#### [Domande di studio]
1) Secondo il brano proposto, con chi vive ora chi scrive?
2) Riscrivi tutta la parte del brano proposto che va da "Vivo con il" giù fino a "annoiate e viaggiano.", mettendo "maggiore" al posto di "minore".
3) Elenca le attività che, secondo il brano proposto, chi scrive svolge insieme ai familiari con cui vive.

#### [Brano proposto]
____

E non è solo la situazione del cibo che è cambiata, quest’anno: l’intera facciata della comunità del Ramadan ha subito dei duri colpi. Le moschee sono chiuse, tutti si stanno riparando a casa e la solitudine sta avanzando. E’ molto difficile stare con gli altri che hanno la tua stessa fede. 

Vivo con il mio fratello minore e uno dei miei cugini, ora, ed anch’essi sono devoti Musulmani. Questa è stata la mia salvezza durante questo Ramadan: preghiamo assieme e mangiamo assieme quando finisce il tempo del digiuno. 

Durante il giorno, comunque, dobbiamo avere a che fare con questa crisi come qualsiasi altra persona: insomma, le cose si stanno facendo monotone. Possiamo solo giocare a “Uno” per tante volte: capite che cosa intendo? Siamo arrivati al punto che le nostre menti sono annoiate e viaggiano.

____

#### [Dati forniti]
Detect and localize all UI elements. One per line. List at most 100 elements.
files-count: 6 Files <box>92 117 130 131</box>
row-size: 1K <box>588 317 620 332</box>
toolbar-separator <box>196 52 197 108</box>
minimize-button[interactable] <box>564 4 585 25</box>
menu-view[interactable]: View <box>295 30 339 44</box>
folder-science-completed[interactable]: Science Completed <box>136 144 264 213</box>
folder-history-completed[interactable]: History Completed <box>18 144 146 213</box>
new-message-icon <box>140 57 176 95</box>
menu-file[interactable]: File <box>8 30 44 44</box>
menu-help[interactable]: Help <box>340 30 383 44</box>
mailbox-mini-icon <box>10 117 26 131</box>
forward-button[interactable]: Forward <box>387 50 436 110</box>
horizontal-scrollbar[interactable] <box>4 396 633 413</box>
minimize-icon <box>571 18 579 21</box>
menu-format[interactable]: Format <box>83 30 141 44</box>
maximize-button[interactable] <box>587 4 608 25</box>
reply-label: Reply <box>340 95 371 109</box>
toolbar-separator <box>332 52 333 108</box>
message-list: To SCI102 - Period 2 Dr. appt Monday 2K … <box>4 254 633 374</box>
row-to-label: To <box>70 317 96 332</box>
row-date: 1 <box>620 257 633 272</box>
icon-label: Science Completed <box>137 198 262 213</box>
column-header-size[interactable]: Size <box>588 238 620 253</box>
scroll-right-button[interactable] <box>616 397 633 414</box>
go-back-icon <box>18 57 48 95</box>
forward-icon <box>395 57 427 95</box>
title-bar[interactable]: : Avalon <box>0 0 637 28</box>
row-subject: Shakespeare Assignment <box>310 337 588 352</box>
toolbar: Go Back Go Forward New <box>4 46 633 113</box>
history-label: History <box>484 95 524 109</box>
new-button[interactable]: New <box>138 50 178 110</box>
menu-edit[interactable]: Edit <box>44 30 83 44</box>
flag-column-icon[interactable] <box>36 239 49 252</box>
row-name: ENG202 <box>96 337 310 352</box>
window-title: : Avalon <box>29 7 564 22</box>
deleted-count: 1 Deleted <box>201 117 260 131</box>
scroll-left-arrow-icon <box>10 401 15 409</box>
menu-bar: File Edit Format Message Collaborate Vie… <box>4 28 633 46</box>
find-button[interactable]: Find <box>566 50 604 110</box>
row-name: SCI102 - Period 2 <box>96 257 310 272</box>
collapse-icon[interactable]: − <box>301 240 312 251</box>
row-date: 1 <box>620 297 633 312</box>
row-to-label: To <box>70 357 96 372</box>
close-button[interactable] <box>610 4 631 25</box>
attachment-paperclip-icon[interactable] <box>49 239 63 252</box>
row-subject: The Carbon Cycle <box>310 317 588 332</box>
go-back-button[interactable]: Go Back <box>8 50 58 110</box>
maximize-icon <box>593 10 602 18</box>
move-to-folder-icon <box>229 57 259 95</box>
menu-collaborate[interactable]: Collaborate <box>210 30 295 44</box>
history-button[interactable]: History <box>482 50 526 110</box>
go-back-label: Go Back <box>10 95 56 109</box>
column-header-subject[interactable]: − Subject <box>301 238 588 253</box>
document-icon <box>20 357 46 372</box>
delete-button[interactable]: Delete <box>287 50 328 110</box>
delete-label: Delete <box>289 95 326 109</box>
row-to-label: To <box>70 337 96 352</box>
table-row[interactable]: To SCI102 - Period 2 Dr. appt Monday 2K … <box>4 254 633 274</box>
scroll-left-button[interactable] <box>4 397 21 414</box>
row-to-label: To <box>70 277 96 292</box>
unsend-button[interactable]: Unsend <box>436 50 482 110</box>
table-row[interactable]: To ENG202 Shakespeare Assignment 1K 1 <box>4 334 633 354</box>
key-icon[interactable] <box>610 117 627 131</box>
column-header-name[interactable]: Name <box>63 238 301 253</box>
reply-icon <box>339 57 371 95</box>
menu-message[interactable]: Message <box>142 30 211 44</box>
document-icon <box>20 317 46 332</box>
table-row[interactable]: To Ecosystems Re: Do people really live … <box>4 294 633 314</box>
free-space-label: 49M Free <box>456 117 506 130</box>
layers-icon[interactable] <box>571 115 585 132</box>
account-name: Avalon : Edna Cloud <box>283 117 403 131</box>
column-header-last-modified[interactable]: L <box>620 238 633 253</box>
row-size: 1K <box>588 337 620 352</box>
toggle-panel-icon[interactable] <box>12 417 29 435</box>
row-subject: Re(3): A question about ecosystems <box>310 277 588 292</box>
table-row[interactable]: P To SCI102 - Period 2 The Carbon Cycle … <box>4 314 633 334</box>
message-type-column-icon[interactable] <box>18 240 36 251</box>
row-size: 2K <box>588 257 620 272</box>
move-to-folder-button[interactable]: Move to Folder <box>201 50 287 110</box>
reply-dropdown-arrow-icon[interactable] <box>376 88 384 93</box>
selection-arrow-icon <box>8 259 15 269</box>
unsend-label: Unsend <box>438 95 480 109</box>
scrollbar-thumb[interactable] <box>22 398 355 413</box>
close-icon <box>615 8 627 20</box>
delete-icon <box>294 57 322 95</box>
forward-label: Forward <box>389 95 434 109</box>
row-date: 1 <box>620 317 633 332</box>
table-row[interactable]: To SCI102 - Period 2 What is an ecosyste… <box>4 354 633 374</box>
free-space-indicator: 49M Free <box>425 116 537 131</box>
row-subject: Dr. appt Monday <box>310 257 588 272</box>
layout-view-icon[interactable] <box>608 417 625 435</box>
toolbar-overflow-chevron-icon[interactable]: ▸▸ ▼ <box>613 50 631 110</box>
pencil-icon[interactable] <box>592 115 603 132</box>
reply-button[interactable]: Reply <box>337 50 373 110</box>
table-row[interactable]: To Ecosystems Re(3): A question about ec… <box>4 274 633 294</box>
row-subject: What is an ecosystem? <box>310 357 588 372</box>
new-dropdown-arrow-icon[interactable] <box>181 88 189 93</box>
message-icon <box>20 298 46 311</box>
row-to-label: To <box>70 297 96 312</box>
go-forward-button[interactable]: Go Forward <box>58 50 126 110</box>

____

#### [Soluzioni delle attività]
1) Con il fratello minore e uno dei cugini.

2)
Vivo con il mio fratello maggiore e uno dei miei cugini, ora, ed anch’essi sono devoti Musulmani. Questa è stata la mia salvezza durante questo Ramadan: preghiamo assieme e mangiamo assieme quando finisce il tempo del digiuno. 

Durante il giorno, comunque, dobbiamo avere a che fare con questa crisi come qualsiasi altra persona: insomma, le cose si stanno facendo monotone. Possiamo solo giocare a “Uno” per tante volte: capite che cosa intendo? Siamo arrivati al punto che le nostre menti sono annoiate e viaggiano.

3) Pregare, mangiare quando finisce il tempo del digiuno, giocare a "Uno".